:: Work required ::
Show every row below that contains the word "Press", copying each one in full.
---------------
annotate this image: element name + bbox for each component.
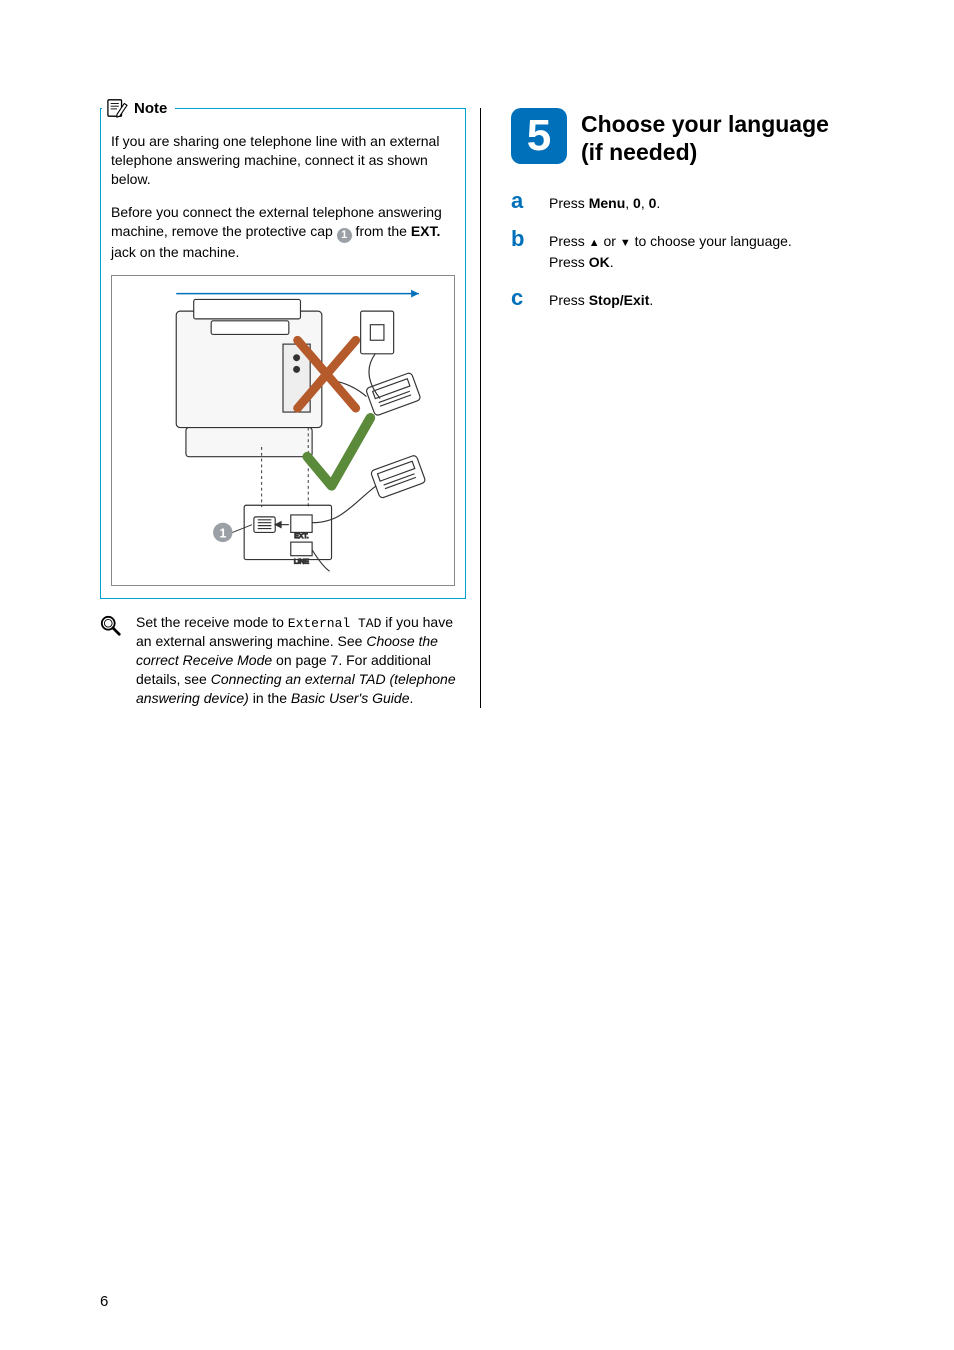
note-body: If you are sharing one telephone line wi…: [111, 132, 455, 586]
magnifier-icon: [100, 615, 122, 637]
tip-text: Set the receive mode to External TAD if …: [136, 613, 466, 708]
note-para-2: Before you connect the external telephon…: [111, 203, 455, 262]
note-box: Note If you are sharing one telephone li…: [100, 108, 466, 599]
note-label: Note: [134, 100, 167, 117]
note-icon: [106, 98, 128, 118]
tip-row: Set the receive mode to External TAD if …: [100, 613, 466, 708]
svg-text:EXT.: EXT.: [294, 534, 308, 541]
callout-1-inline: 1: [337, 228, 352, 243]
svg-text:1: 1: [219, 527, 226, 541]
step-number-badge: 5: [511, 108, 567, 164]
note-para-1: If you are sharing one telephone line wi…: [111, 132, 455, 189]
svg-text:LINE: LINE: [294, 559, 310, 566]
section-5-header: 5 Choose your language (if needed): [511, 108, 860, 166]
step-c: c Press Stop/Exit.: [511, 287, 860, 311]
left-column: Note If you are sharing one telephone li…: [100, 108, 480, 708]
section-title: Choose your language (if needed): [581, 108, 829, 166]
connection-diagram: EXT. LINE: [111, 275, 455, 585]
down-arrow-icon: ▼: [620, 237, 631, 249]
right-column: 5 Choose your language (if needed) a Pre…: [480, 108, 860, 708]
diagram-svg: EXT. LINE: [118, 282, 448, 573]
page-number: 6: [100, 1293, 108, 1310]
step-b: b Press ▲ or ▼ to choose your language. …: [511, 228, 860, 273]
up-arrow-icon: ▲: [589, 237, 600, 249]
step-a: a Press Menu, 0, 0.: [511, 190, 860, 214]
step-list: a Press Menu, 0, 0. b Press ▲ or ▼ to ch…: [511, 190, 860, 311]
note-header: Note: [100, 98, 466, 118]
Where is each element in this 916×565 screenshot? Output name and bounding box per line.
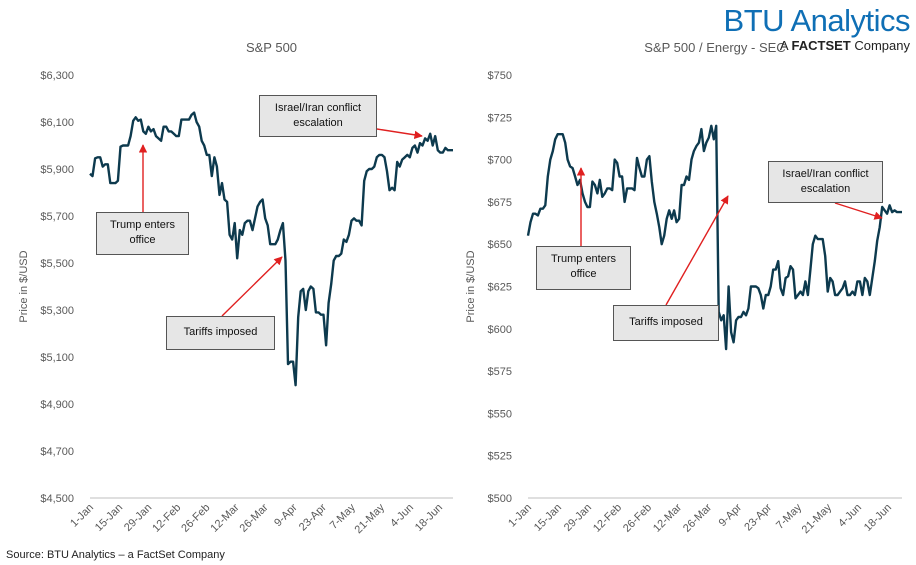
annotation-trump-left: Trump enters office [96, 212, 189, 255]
---------------
:: Result of this task ::
step-c: c Press Stop/Exit.: [511, 287, 860, 311]
step-b: b Press ▲ or ▼ to choose your language. …: [511, 228, 860, 273]
step-a: a Press Menu, 0, 0.: [511, 190, 860, 214]
step-list: a Press Menu, 0, 0. b Press ▲ or ▼ to ch…: [511, 190, 860, 311]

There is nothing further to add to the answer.